Tujuan
Tulis ulang semua baris di bawah ini sebagai tabel Markdown berkolom "No." dan "Teks". Isi kolom "No." dengan nomor urut, kolom "Teks" dengan isi barisnya, dan lewati baris kosong.

Kutipan Catatan
──────────

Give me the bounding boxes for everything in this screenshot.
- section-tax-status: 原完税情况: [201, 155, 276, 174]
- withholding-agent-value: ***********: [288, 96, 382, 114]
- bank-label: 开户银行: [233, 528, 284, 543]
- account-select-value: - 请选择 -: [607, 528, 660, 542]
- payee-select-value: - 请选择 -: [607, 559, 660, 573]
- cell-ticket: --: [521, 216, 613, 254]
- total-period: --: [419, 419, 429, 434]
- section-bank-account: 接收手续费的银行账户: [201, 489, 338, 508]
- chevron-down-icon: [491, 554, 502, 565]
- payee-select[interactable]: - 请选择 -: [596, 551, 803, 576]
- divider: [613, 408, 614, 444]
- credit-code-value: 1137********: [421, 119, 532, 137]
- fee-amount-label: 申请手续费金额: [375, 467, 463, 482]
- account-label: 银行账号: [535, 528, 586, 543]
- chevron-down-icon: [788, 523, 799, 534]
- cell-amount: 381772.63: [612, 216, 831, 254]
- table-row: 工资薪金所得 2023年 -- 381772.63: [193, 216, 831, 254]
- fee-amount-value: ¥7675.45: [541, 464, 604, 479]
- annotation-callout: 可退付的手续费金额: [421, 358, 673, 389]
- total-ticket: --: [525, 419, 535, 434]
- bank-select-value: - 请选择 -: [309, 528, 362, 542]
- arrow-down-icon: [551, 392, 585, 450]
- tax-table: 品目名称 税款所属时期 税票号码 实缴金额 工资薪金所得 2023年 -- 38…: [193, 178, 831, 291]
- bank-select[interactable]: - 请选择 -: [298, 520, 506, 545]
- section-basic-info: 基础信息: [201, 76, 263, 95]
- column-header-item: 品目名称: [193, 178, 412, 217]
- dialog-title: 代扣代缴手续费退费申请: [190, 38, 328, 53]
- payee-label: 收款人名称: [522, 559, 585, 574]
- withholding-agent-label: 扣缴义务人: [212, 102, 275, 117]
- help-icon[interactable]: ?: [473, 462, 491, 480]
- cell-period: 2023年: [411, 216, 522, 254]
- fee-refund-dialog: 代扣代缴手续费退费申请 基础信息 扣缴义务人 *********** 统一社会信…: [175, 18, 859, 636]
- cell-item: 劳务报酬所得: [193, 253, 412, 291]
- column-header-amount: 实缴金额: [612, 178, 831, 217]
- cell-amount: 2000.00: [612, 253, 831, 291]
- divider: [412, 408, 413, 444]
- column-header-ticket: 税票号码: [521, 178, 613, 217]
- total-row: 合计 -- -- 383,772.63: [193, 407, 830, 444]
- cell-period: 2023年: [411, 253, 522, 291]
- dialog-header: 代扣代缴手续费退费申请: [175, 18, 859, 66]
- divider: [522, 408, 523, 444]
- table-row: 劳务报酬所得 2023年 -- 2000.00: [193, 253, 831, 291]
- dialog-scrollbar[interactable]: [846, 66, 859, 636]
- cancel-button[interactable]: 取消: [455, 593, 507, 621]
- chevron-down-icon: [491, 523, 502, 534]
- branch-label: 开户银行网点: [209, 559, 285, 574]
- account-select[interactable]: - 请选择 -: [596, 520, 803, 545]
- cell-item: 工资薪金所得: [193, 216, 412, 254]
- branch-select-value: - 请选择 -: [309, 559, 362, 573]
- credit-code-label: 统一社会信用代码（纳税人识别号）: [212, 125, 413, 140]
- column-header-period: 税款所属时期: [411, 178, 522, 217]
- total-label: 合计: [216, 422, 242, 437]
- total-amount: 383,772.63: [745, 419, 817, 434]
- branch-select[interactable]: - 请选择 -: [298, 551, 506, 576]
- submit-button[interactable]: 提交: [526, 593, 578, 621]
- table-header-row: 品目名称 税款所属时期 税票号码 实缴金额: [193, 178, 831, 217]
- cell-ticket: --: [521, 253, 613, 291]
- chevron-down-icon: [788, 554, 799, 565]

──────────

Hasil yang Diharapkan
| No. | Teks |
|---|---|
| 1 | Give me the bounding boxes for everything in this screenshot. |
| 2 | - section-tax-status: 原完税情况: [201, 155, 276, 174] |
| 3 | - withholding-agent-value: ***********: [288, 96, 382, 114] |
| 4 | - bank-label: 开户银行: [233, 528, 284, 543] |
| 5 | - account-select-value: - 请选择 -: [607, 528, 660, 542] |
| 6 | - payee-select-value: - 请选择 -: [607, 559, 660, 573] |
| 7 | - cell-ticket: --: [521, 216, 613, 254] |
| 8 | - total-period: --: [419, 419, 429, 434] |
| 9 | - section-bank-account: 接收手续费的银行账户: [201, 489, 338, 508] |
| 10 | - chevron-down-icon: [491, 554, 502, 565] |
| 11 | - payee-select[interactable]: - 请选择 -: [596, 551, 803, 576] |
| 12 | - divider: [613, 408, 614, 444] |
| 13 | - credit-code-value: 1137********: [421, 119, 532, 137] |
| 14 | - fee-amount-label: 申请手续费金额: [375, 467, 463, 482] |
| 15 | - account-label: 银行账号: [535, 528, 586, 543] |
| 16 | - chevron-down-icon: [788, 523, 799, 534] |
| 17 | - cell-amount: 381772.63: [612, 216, 831, 254] |
| 18 | - table-row: 工资薪金所得 2023年 -- 381772.63: [193, 216, 831, 254] |
| 19 | - fee-amount-value: ¥7675.45: [541, 464, 604, 479] |
| 20 | - annotation-callout: 可退付的手续费金额: [421, 358, 673, 389] |
| 21 | - total-ticket: --: [525, 419, 535, 434] |
| 22 | - bank-select-value: - 请选择 -: [309, 528, 362, 542] |
| 23 | - arrow-down-icon: [551, 392, 585, 450] |
| 24 | - tax-table: 品目名称 税款所属时期 税票号码 实缴金额 工资薪金所得 2023年 -- 38…: [193, 178, 831, 291] |
| 25 | - bank-select[interactable]: - 请选择 -: [298, 520, 506, 545] |
| 26 | - section-basic-info: 基础信息: [201, 76, 263, 95] |
| 27 | - column-header-item: 品目名称: [193, 178, 412, 217] |
| 28 | - dialog-title: 代扣代缴手续费退费申请: [190, 38, 328, 53] |
| 29 | - payee-label: 收款人名称: [522, 559, 585, 574] |
| 30 | - withholding-agent-label: 扣缴义务人: [212, 102, 275, 117] |
| 31 | - help-icon[interactable]: ?: [473, 462, 491, 480] |
| 32 | - cell-period: 2023年: [411, 216, 522, 254] |
| 33 | - fee-refund-dialog: 代扣代缴手续费退费申请 基础信息 扣缴义务人 *********** 统一社会信…: [175, 18, 859, 636] |
| 34 | - cell-item: 劳务报酬所得: [193, 253, 412, 291] |
| 35 | - column-header-amount: 实缴金额: [612, 178, 831, 217] |
| 36 | - cell-amount: 2000.00: [612, 253, 831, 291] |
| 37 | - divider: [412, 408, 413, 444] |
| 38 | - column-header-ticket: 税票号码: [521, 178, 613, 217] |
| 39 | - total-row: 合计 -- -- 383,772.63: [193, 407, 830, 444] |
| 40 | - cell-period: 2023年: [411, 253, 522, 291] |
| 41 | - dialog-header: 代扣代缴手续费退费申请: [175, 18, 859, 66] |
| 42 | - divider: [522, 408, 523, 444] |
| 43 | - table-row: 劳务报酬所得 2023年 -- 2000.00: [193, 253, 831, 291] |
| 44 | - dialog-scrollbar[interactable]: [846, 66, 859, 636] |
| 45 | - cancel-button[interactable]: 取消: [455, 593, 507, 621] |
| 46 | - chevron-down-icon: [491, 523, 502, 534] |
| 47 | - branch-label: 开户银行网点: [209, 559, 285, 574] |
| 48 | - account-select[interactable]: - 请选择 -: [596, 520, 803, 545] |
| 49 | - cell-item: 工资薪金所得: [193, 216, 412, 254] |
| 50 | - branch-select-value: - 请选择 -: [309, 559, 362, 573] |
| 51 | - credit-code-label: 统一社会信用代码（纳税人识别号）: [212, 125, 413, 140] |
| 52 | - column-header-period: 税款所属时期: [411, 178, 522, 217] |
| 53 | - total-label: 合计: [216, 422, 242, 437] |
| 54 | - total-amount: 383,772.63: [745, 419, 817, 434] |
| 55 | - branch-select[interactable]: - 请选择 -: [298, 551, 506, 576] |
| 56 | - submit-button[interactable]: 提交: [526, 593, 578, 621] |
| 57 | - table-header-row: 品目名称 税款所属时期 税票号码 实缴金额: [193, 178, 831, 217] |
| 58 | - cell-ticket: --: [521, 253, 613, 291] |
| 59 | - chevron-down-icon: [788, 554, 799, 565] |